* **Directions**: Give the number of lines in the entries that contain "this". State only the count.

* **Dataset content**:

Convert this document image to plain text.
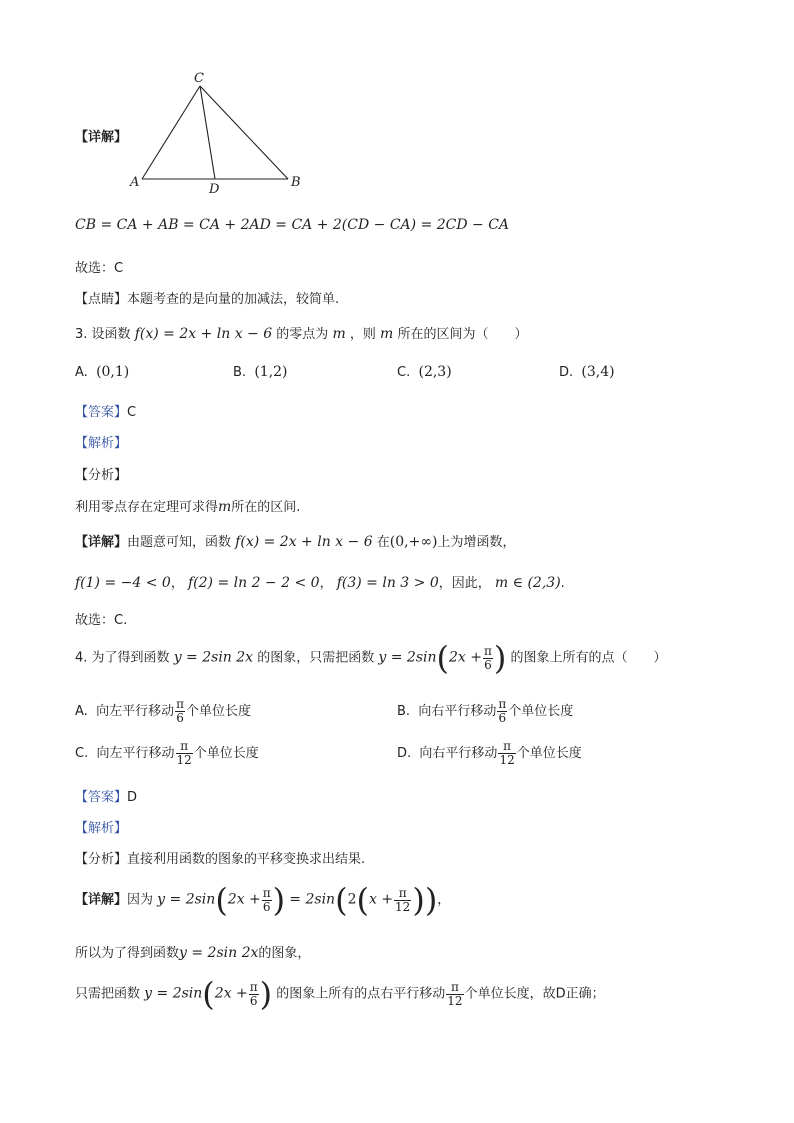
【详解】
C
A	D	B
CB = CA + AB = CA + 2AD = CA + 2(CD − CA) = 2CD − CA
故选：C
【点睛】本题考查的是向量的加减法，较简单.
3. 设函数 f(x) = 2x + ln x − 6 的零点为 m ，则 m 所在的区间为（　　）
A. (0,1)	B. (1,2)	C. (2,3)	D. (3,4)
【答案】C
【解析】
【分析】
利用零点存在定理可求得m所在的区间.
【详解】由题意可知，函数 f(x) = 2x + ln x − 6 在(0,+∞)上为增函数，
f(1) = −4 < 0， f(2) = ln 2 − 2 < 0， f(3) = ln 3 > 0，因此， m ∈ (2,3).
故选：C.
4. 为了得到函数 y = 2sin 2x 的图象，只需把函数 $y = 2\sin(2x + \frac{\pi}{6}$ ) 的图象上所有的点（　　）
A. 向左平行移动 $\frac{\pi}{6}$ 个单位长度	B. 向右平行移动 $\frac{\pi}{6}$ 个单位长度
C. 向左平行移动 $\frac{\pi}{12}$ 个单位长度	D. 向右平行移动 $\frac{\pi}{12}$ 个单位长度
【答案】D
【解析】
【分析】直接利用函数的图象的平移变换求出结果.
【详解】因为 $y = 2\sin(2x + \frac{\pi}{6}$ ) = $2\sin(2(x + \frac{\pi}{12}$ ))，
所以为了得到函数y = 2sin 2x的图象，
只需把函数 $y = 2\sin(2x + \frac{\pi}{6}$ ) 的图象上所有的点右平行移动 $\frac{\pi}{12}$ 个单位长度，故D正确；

---

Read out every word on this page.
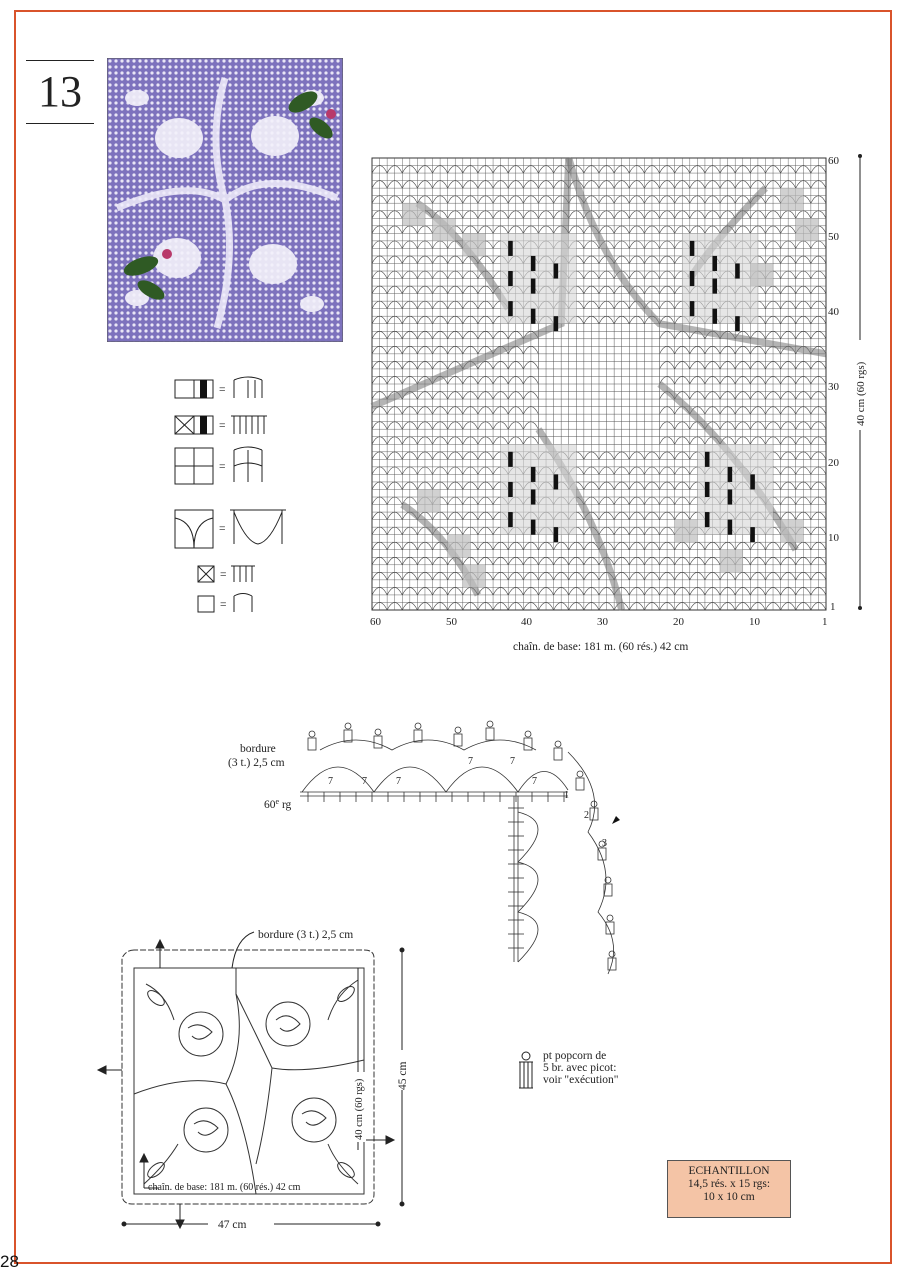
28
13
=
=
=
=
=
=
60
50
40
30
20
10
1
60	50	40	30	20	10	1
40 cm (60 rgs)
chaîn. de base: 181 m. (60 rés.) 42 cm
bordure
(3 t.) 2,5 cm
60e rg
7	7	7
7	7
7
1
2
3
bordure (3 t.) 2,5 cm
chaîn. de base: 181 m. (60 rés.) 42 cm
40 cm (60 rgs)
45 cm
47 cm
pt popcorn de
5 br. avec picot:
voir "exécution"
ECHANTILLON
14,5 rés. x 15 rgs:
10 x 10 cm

* **Result of the task**: 2